* AIM OF THE EXERCISE: Search the records that follow and extract every line containing the string "type".

* MATERIAL FOR THE TASK:
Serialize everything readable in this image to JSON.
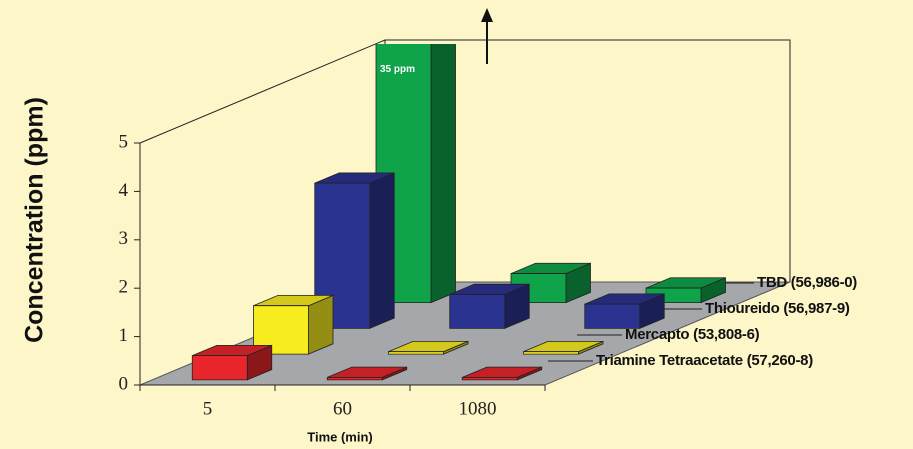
{
  "chart_data": {
    "type": "bar3d",
    "y_label": "Concentration (ppm)",
    "x_label": "Time (min)",
    "categories": [
      "5",
      "60",
      "1080"
    ],
    "ylim": [
      0,
      5
    ],
    "yticks": [
      0,
      1,
      2,
      3,
      4,
      5
    ],
    "series": [
      {
        "name": "Triamine Tetraacetate (57,260-8)",
        "color": "#e8262b",
        "values": [
          0.5,
          0.05,
          0.05
        ]
      },
      {
        "name": "Mercapto (53,808-6)",
        "color": "#f7ec1e",
        "values": [
          1.0,
          0.05,
          0.05
        ]
      },
      {
        "name": "Thioureido (56,987-9)",
        "color": "#2b3390",
        "values": [
          3.0,
          0.7,
          0.5
        ]
      },
      {
        "name": "TBD (56,986-0)",
        "color": "#0fa34a",
        "values": [
          35,
          0.6,
          0.3
        ],
        "value_labels": [
          "35 ppm",
          null,
          null
        ]
      }
    ]
  }
}
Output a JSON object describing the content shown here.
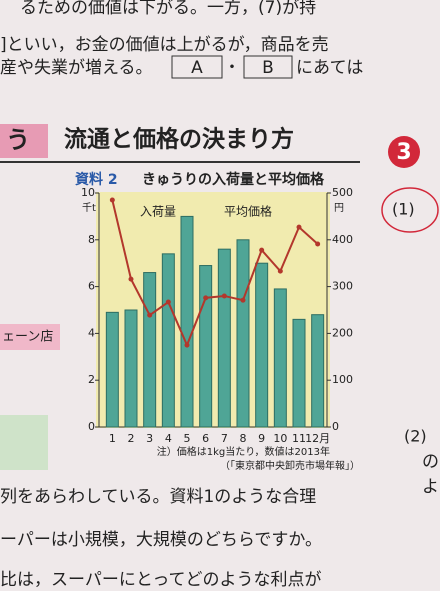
{
  "page": {
    "top_lines": [
      "るための価値は下がる。一方，(7)が持",
      "]といい，お金の価値は上がるが，商品を売",
      "産や失業が増える。"
    ],
    "box_a": "A",
    "box_dot": "・",
    "box_b": "B",
    "after_boxes": "にあては",
    "section_left": "う",
    "heading": "流通と価格の決まり方",
    "section_number": "3",
    "side_box": "ェーン店",
    "q1": "(1)",
    "q2": "(2)",
    "side_chars": [
      "の",
      "よ"
    ],
    "bottom_lines": [
      "列をあらわしている。資料1のような合理",
      "ーパーは小規模，大規模のどちらですか。",
      "比は，スーパーにとってどのような利点が"
    ]
  },
  "chart_data": {
    "type": "bar_line",
    "label": "資料 2",
    "title": "きゅうりの入荷量と平均価格",
    "categories": [
      "1",
      "2",
      "3",
      "4",
      "5",
      "6",
      "7",
      "8",
      "9",
      "10",
      "11",
      "12月"
    ],
    "ylabel": "千t",
    "y2label": "円",
    "ylim": [
      0,
      10
    ],
    "yticks": [
      0,
      2,
      4,
      6,
      8,
      10
    ],
    "y2lim": [
      0,
      500
    ],
    "y2ticks": [
      0,
      100,
      200,
      300,
      400,
      500
    ],
    "series": [
      {
        "name": "入荷量",
        "color": "#4fa596",
        "values": [
          4.9,
          5.0,
          6.6,
          7.4,
          9.0,
          6.9,
          7.6,
          8.0,
          7.0,
          5.9,
          4.6,
          4.8
        ]
      },
      {
        "name": "平均価格",
        "color": "#b3372c",
        "axis": "y2",
        "values": [
          485,
          316,
          239,
          267,
          175,
          276,
          280,
          271,
          378,
          333,
          427,
          391
        ]
      }
    ],
    "notes": [
      "注）価格は1kg当たり，数値は2013年",
      "（「東京都中央卸売市場年報」）"
    ]
  }
}
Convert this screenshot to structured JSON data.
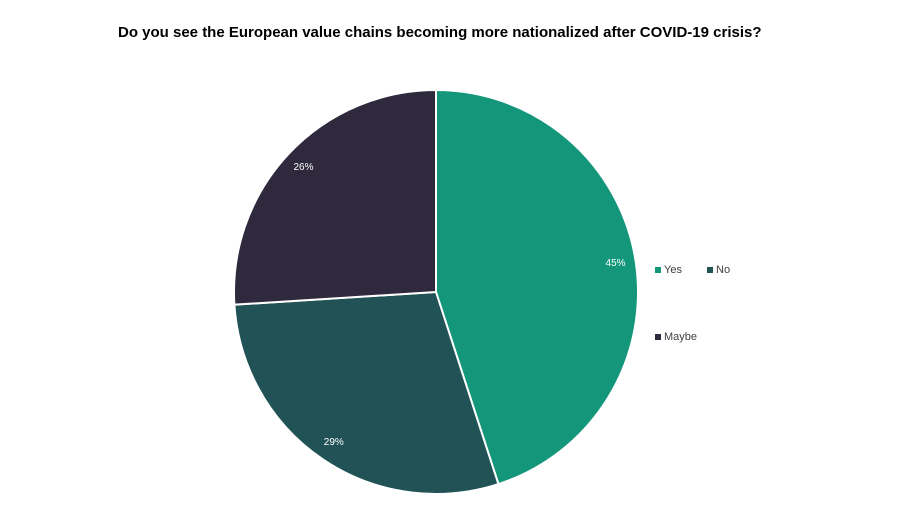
{
  "chart_data": {
    "type": "pie",
    "title": "Do you see the European value chains becoming more nationalized after COVID-19 crisis?",
    "categories": [
      "Yes",
      "No",
      "Maybe"
    ],
    "values": [
      45,
      29,
      26
    ],
    "value_labels": [
      "45%",
      "29%",
      "26%"
    ],
    "colors": [
      "#13967a",
      "#215256",
      "#2e293d"
    ],
    "legend": "right"
  }
}
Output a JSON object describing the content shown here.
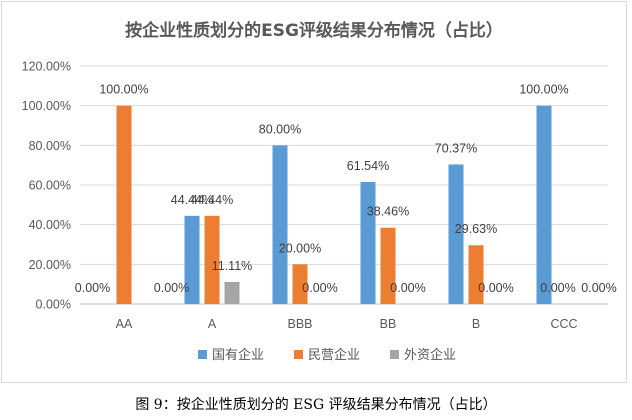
{
  "chart_data": {
    "type": "bar",
    "title": "按企业性质划分的ESG评级结果分布情况（占比）",
    "categories": [
      "AA",
      "A",
      "BBB",
      "BB",
      "B",
      "CCC"
    ],
    "series": [
      {
        "name": "国有企业",
        "color": "#5b9bd5",
        "values": [
          0.0,
          44.44,
          80.0,
          61.54,
          70.37,
          100.0
        ]
      },
      {
        "name": "民营企业",
        "color": "#ed7d31",
        "values": [
          100.0,
          44.44,
          20.0,
          38.46,
          29.63,
          0.0
        ]
      },
      {
        "name": "外资企业",
        "color": "#a5a5a5",
        "values": [
          0.0,
          11.11,
          0.0,
          0.0,
          0.0,
          0.0
        ]
      }
    ],
    "data_labels": [
      [
        "0.00%",
        "44.44%",
        "80.00%",
        "61.54%",
        "70.37%",
        "100.00%"
      ],
      [
        "100.00%",
        "44.44%",
        "20.00%",
        "38.46%",
        "29.63%",
        "0.00%"
      ],
      [
        "0.00%",
        "11.11%",
        "0.00%",
        "0.00%",
        "0.00%",
        "0.00%"
      ]
    ],
    "ylim": [
      0,
      120
    ],
    "ytick_values": [
      0,
      20,
      40,
      60,
      80,
      100,
      120
    ],
    "ytick_labels": [
      "0.00%",
      "20.00%",
      "40.00%",
      "60.00%",
      "80.00%",
      "100.00%",
      "120.00%"
    ],
    "xlabel": "",
    "ylabel": "",
    "grid": true,
    "legend_position": "bottom"
  },
  "caption": "图 9：按企业性质划分的 ESG 评级结果分布情况（占比）"
}
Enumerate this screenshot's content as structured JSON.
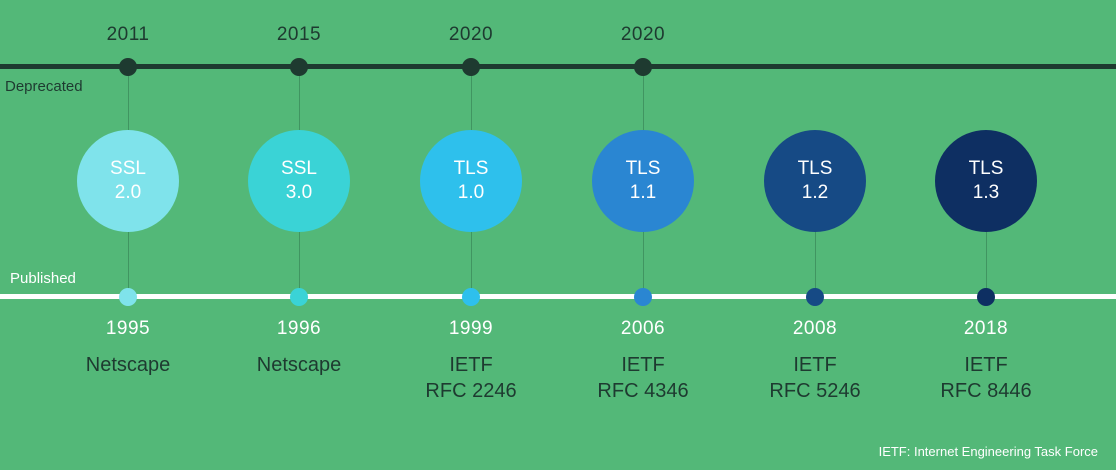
{
  "labels": {
    "deprecated": "Deprecated",
    "published": "Published"
  },
  "versions": [
    {
      "line1": "SSL",
      "line2": "2.0",
      "deprecated_year": "2011",
      "published_year": "1995",
      "publisher": [
        "Netscape"
      ],
      "color": "#7fe3eb"
    },
    {
      "line1": "SSL",
      "line2": "3.0",
      "deprecated_year": "2015",
      "published_year": "1996",
      "publisher": [
        "Netscape"
      ],
      "color": "#3ad3d6"
    },
    {
      "line1": "TLS",
      "line2": "1.0",
      "deprecated_year": "2020",
      "published_year": "1999",
      "publisher": [
        "IETF",
        "RFC 2246"
      ],
      "color": "#2ec0ec"
    },
    {
      "line1": "TLS",
      "line2": "1.1",
      "deprecated_year": "2020",
      "published_year": "2006",
      "publisher": [
        "IETF",
        "RFC 4346"
      ],
      "color": "#2a86d2"
    },
    {
      "line1": "TLS",
      "line2": "1.2",
      "deprecated_year": "",
      "published_year": "2008",
      "publisher": [
        "IETF",
        "RFC 5246"
      ],
      "color": "#164a85"
    },
    {
      "line1": "TLS",
      "line2": "1.3",
      "deprecated_year": "",
      "published_year": "2018",
      "publisher": [
        "IETF",
        "RFC 8446"
      ],
      "color": "#0e2f62"
    }
  ],
  "footnote": "IETF: Internet Engineering Task Force"
}
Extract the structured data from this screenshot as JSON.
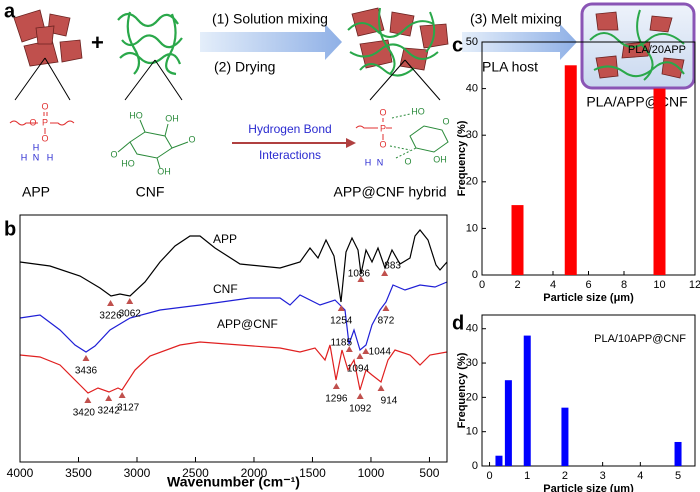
{
  "scheme": {
    "label": "a",
    "steps": [
      "(1) Solution mixing",
      "(2) Drying",
      "(3) Melt mixing",
      "PLA host"
    ],
    "components": [
      "APP",
      "CNF",
      "APP@CNF hybrid",
      "PLA/APP@CNF"
    ],
    "interaction": [
      "Hydrogen Bond",
      "Interactions"
    ],
    "app_atoms": [
      "O",
      "P",
      "O",
      "O",
      "N",
      "H",
      "H",
      "H"
    ],
    "cnf_atoms": [
      "HO",
      "OH",
      "O",
      "O",
      "HO",
      "OH"
    ],
    "hybrid_atoms": [
      "O",
      "P",
      "O",
      "N",
      "H",
      "HO",
      "O",
      "OH",
      "O"
    ]
  },
  "chart_data": [
    {
      "type": "spectrum",
      "label": "b",
      "xlabel": "Wavenumber (cm⁻¹)",
      "xlim": [
        4000,
        350
      ],
      "xticks": [
        4000,
        3500,
        3000,
        2500,
        2000,
        1500,
        1000,
        500
      ],
      "series": [
        {
          "name": "APP",
          "color": "#000000",
          "peaks": [
            3226,
            3062,
            1254,
            1086,
            883
          ]
        },
        {
          "name": "CNF",
          "color": "#1f1fd6",
          "peaks": [
            3436,
            1185,
            1094,
            1044,
            872
          ]
        },
        {
          "name": "APP@CNF",
          "color": "#e02020",
          "peaks": [
            3420,
            3242,
            3127,
            1296,
            1092,
            914
          ]
        }
      ]
    },
    {
      "type": "bar",
      "label": "c",
      "annotation": "PLA/20APP",
      "xlabel": "Particle size (μm)",
      "ylabel": "Frequency (%)",
      "x": [
        2,
        5,
        10
      ],
      "values": [
        15,
        45,
        40
      ],
      "color": "#ff0000",
      "xlim": [
        0,
        12
      ],
      "xticks": [
        0,
        2,
        4,
        6,
        8,
        10,
        12
      ],
      "ylim": [
        0,
        50
      ],
      "yticks": [
        0,
        10,
        20,
        30,
        40,
        50
      ]
    },
    {
      "type": "bar",
      "label": "d",
      "annotation": "PLA/10APP@CNF",
      "xlabel": "Particle size (μm)",
      "ylabel": "Frequency (%)",
      "x": [
        0.25,
        0.5,
        1,
        2,
        5
      ],
      "values": [
        3,
        25,
        38,
        17,
        7
      ],
      "color": "#0000ff",
      "xlim": [
        -0.2,
        5.45
      ],
      "xticks": [
        0,
        1,
        2,
        3,
        4,
        5
      ],
      "ylim": [
        0,
        44
      ],
      "yticks": [
        0,
        10,
        20,
        30,
        40
      ]
    }
  ]
}
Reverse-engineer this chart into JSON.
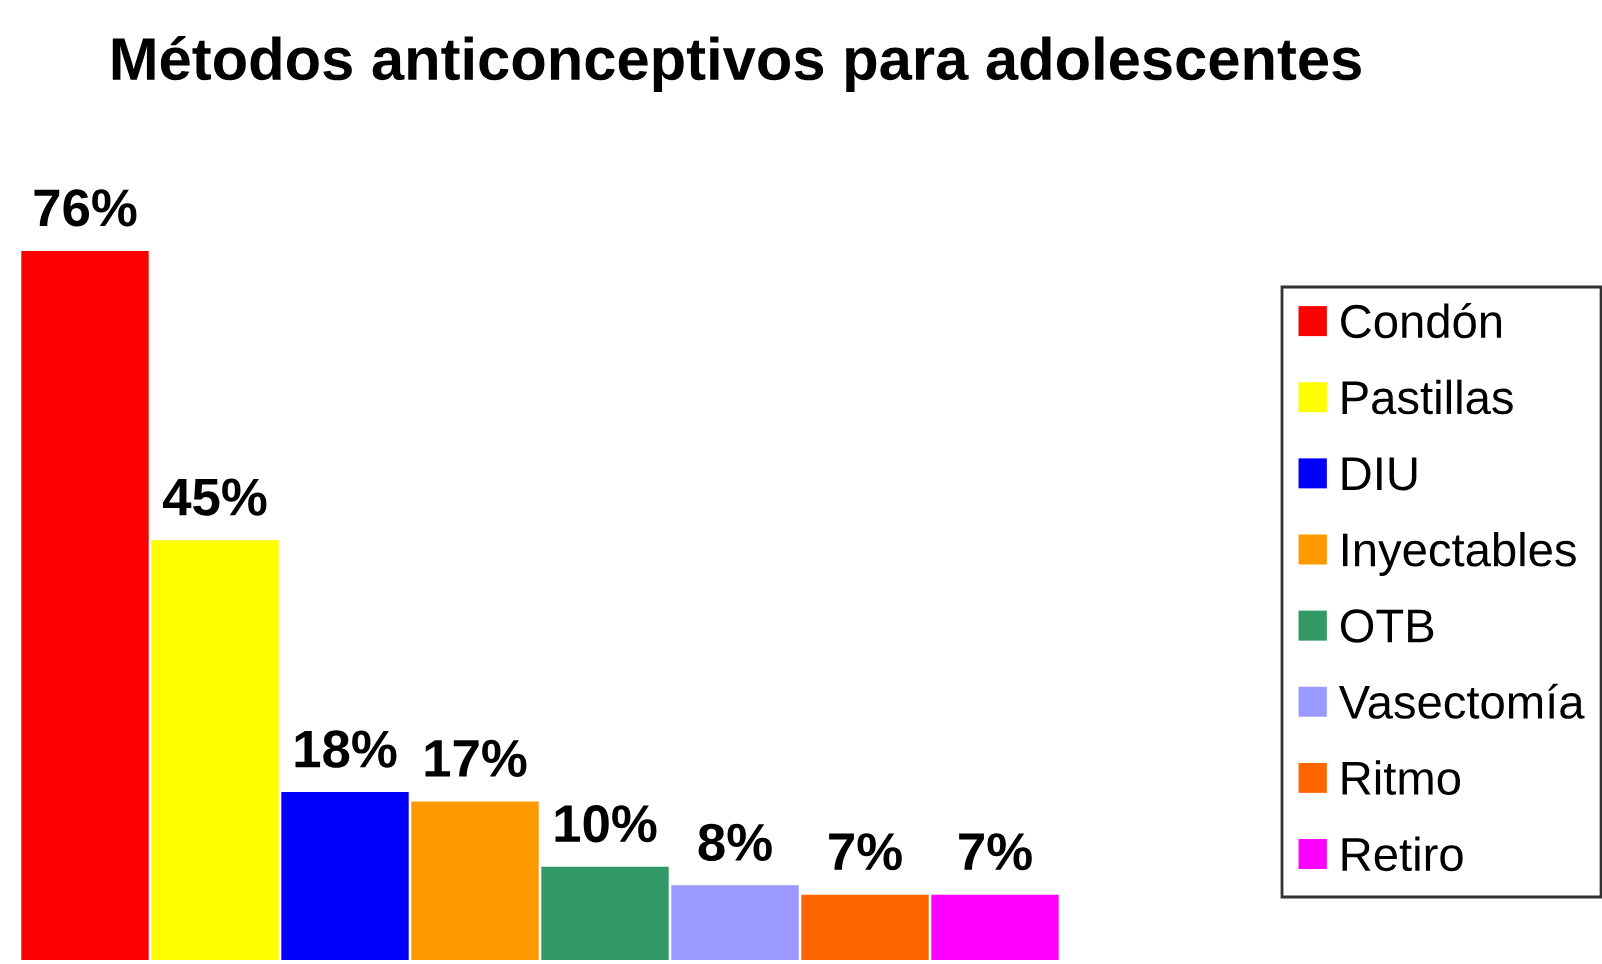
{
  "chart_data": {
    "type": "bar",
    "title": "Métodos anticonceptivos para adolescentes",
    "categories": [
      null
    ],
    "series": [
      {
        "name": "Condón",
        "color": "#ff0000",
        "values": [
          76
        ],
        "value_labels": [
          "76%"
        ]
      },
      {
        "name": "Pastillas",
        "color": "#ffff00",
        "values": [
          45
        ],
        "value_labels": [
          "45%"
        ]
      },
      {
        "name": "DIU",
        "color": "#0000ff",
        "values": [
          18
        ],
        "value_labels": [
          "18%"
        ]
      },
      {
        "name": "Inyectables",
        "color": "#ff9900",
        "values": [
          17
        ],
        "value_labels": [
          "17%"
        ]
      },
      {
        "name": "OTB",
        "color": "#339966",
        "values": [
          10
        ],
        "value_labels": [
          "10%"
        ]
      },
      {
        "name": "Vasectomía",
        "color": "#9999ff",
        "values": [
          8
        ],
        "value_labels": [
          "8%"
        ]
      },
      {
        "name": "Ritmo",
        "color": "#ff6600",
        "values": [
          7
        ],
        "value_labels": [
          "7%"
        ]
      },
      {
        "name": "Retiro",
        "color": "#ff00ff",
        "values": [
          7
        ],
        "value_labels": [
          "7%"
        ]
      }
    ],
    "legend": "right",
    "tick_labels": false
  }
}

* OUTPUT:
    "type": "bar3d",
    "type": "bar_line",
    "type": "pie",
    "type": "bar",
      "type": "spectrum",
      "type": "bar",
      "type": "bar",
    "type": "bar",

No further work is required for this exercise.